Search the data for the string "color" and gather each line it is in.

[start of Data provided]

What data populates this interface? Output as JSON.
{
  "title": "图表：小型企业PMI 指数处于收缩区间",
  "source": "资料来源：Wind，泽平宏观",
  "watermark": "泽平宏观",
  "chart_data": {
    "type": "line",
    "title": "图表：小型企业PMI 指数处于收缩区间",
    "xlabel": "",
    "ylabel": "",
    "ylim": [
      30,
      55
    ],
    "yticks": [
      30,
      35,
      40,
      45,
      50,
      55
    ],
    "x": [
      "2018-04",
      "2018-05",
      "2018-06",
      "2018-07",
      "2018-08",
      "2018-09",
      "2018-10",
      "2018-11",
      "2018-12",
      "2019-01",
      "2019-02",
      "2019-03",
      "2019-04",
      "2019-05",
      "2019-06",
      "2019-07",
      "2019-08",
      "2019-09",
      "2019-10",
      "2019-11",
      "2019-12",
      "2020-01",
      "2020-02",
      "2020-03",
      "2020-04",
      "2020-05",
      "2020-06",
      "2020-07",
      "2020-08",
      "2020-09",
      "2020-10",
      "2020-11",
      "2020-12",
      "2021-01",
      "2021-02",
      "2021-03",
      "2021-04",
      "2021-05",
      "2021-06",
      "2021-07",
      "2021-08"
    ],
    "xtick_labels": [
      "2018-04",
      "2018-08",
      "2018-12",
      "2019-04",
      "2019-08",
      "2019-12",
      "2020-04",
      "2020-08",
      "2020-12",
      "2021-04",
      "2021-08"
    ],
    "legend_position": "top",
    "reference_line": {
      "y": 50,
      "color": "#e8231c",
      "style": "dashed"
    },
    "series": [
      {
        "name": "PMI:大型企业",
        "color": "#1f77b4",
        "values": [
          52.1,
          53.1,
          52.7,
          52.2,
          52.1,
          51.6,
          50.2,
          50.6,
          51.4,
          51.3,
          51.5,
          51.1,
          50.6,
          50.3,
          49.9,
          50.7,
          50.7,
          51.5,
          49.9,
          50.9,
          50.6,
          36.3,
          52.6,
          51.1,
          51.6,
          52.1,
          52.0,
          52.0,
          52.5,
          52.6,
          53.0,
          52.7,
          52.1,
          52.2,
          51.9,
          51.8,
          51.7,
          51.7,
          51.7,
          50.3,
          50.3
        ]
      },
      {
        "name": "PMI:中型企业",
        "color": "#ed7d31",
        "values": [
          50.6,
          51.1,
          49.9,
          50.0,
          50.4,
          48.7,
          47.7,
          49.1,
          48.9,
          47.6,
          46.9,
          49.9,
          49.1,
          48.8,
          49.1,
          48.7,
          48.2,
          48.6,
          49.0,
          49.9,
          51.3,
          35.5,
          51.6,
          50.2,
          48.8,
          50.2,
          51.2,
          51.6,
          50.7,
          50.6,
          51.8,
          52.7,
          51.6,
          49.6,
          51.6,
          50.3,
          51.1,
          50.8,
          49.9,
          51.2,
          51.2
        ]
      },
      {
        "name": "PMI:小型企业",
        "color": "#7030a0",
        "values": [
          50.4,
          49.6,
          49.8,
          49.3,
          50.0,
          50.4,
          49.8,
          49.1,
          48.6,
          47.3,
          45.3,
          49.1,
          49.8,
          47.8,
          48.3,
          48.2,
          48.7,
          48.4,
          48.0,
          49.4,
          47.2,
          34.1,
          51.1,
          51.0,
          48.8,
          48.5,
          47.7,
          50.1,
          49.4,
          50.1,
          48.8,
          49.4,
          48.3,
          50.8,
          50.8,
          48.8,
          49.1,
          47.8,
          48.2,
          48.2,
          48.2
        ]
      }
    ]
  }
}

[end of Data provided]

— Correct response —
      "color": "#e8231c",
        "color": "#1f77b4",
        "color": "#ed7d31",
        "color": "#7030a0",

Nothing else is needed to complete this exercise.